Eleven-year-old Ranvir Ranjit and his friends would spend all year counting down the days to February. On the first weekend of the month, they would troop down to Sholavaram. Packed into makeshift bamboo stands with up to anywhere between 40,000 to 70,000 other spectators, they would wait with bated breath for the highlight of their year.
The makeshift bamboo stands should have been a dead giveaway – Sholavaram wasn’t a cricket stadium.
It was a disused Second World War airstrip where every year over the first two weekends of February until the late 1980s, screaming engines, the smell of burning rubber, exotic machines, and the mad men who piloted them all came together in a heady carnival of speed that to this day remains the biggest celebration of Indian motorsport.
“I would say Sholavaram had a magic to it,” Ranjit told The Field, “It was something phenomenal.”
“You will not believe the people in the stands. Today [at] a good cricket stadium, on an average, you’ll get around 50,000 people. In those days imagine Indian motorsport attracting a group of 40,000 to 50,000 people. We used to wait for those two weekends the whole year,” he added.
To this day the races at Sholavaram, located about 25 kilometres north of Chennai, remain unsurpassed in scale.
Entries across all the various categories of motorcycles and cars together numbered over 800, estimates Vicky Chandhok who raced there in the 1970s and 80s. The state government would ply buses ferrying fans, who travelled from all over India, to and from the track. There was even a thriving black market for forged tickets.
A big part of the lure of Sholavaram were the cars and motorcycles that raced there. This was pre-liberalisation India. There was no television and certainly no Formula One or MotoGP beamed into people’s living rooms.
Sholavaram was where they got their racing fix and perhaps their only chance to see exotic cars in action, cars like Vijay Mallya’s Formula One Ensign or Chandhok’s Formula 2 Chevron B42 and a whole host of other thoroughbred racing machines.
“I remember back in the 70s when somebody said BMW your eyes would pop out,” recalls Anand Philar, a journalist who has covered domestic motorsport for about 30 years.
“So when the word spread that guys were bringing all imported cars including your Formula 3 and Formula 2 cars, you had some turbocharged vehicles, that’s one reason why you used to get such large numbers of people to the races.”
Philar, who lives in Bangalore, never went to Sholavaram. He was in college then and and his parents preferred he study rather than dabble in motorracing. But he recalls some of his friends riding to Sholavaram from Bangalore on their scooters, a journey that would take anywhere between eight to ten hours one way, often three of them on one scooter.
“You didn’t have any TV or any other such distractions, if you wanted to watch something you had to go there literally and watch it,” he said.
“But now over a period of time when everything opened up, you had access to information, you had access to pictures. Now, for instance I’m watching guys like Rossi and all these chaps. So I would rather be sitting at home and watching it than take the trouble of travelling 200 kilometres to watch a race,” Philar added.
Vintage cars, exotic drivers
Driving the rocket ships were a cast of characters who were just as varied and exotic as the cars they raced.
Apart from Mallya and Chandhok, there was the legendary S Karivardhan, who would later go on to build the Formula Maruti cars that turned hobby racing professional and gave young Indian drivers a base on which to build their racing careers.

DATA EXCERPTS:
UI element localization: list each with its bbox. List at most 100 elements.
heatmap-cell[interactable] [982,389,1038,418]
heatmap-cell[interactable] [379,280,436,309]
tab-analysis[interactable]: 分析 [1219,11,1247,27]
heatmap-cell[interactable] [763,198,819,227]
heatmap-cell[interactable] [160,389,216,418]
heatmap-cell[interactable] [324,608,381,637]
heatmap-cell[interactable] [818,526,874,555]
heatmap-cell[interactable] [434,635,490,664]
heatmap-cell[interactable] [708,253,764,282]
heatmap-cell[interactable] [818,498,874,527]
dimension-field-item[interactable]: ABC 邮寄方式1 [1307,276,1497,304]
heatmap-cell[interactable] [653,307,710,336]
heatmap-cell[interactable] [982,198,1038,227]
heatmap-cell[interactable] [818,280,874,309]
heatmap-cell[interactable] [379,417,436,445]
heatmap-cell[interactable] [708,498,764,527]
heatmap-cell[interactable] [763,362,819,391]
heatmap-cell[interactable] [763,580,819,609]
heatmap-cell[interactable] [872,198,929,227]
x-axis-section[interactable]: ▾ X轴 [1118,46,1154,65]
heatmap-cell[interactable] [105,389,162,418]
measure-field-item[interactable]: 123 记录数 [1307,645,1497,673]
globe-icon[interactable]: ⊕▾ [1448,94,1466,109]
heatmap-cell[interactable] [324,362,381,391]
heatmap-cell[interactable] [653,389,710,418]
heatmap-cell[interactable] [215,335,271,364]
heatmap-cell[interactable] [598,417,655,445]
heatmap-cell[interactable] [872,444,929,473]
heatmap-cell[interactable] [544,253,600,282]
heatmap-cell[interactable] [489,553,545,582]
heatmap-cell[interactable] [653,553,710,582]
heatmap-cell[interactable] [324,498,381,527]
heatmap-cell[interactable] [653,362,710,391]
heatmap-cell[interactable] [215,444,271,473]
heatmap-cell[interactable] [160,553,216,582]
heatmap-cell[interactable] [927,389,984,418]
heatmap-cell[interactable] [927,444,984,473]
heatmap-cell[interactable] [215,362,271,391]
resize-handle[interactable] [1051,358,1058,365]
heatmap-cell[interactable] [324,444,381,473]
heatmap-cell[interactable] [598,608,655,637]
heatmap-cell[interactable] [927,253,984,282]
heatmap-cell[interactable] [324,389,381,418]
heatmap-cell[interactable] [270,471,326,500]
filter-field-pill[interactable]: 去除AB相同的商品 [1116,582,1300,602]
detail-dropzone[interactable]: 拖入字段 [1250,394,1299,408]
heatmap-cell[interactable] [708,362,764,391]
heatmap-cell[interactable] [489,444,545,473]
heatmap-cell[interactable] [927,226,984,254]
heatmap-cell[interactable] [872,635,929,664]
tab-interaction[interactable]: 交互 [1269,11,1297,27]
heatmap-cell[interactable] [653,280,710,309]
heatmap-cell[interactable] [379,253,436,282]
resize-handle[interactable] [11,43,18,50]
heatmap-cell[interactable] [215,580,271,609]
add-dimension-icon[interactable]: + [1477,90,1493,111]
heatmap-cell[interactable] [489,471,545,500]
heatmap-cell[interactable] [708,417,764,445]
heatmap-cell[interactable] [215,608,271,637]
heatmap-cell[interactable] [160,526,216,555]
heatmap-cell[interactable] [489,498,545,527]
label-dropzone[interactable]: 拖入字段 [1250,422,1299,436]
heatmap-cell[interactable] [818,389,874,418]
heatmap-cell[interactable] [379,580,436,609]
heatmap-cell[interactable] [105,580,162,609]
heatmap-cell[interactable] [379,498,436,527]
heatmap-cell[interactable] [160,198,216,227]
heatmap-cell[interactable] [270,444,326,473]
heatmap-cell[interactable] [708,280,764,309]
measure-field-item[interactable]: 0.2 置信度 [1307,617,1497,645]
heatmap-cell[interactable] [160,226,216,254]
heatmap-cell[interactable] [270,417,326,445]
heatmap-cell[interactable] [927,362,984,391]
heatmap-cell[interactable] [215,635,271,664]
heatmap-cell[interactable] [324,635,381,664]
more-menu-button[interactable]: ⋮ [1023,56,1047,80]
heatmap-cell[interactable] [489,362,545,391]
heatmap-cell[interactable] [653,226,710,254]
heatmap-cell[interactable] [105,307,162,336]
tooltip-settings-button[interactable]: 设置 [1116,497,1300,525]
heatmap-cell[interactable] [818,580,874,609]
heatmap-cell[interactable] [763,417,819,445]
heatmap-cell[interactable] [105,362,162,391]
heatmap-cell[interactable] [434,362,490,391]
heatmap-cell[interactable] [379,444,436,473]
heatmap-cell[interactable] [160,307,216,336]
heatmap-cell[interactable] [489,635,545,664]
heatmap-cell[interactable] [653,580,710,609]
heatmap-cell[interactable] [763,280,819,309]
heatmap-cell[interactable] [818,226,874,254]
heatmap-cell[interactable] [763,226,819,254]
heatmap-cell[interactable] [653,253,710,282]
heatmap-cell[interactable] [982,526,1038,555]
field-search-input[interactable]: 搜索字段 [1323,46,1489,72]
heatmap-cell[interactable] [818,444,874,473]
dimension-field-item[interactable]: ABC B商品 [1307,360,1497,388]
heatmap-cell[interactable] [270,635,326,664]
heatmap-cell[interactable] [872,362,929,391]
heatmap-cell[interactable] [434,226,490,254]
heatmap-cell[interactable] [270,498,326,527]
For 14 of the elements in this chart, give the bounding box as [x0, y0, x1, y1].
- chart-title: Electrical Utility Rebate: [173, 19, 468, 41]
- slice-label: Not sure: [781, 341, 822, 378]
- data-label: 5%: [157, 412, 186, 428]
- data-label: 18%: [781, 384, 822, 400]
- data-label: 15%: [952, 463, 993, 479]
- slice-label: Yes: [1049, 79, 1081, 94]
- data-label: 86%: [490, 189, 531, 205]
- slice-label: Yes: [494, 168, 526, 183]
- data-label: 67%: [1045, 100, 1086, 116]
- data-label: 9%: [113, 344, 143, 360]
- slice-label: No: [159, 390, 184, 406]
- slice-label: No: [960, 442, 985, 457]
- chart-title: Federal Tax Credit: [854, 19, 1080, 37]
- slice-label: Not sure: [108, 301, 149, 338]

EXERCISE DIRECTIONS:
Answer these from the Sholavaram article above:
(a) How far is Sholavaram from Chennai, and in which direction?
(b) Who estimates that entries across all categories numbered over 800?
(c) How long did the scooter ride from Bangalore to Sholavaram take one way?

OUTPUT:
(a) About 25 kilometers north of Chennai.
(b) Vicky Chandhok.
(c) Anywhere between eight and ten hours.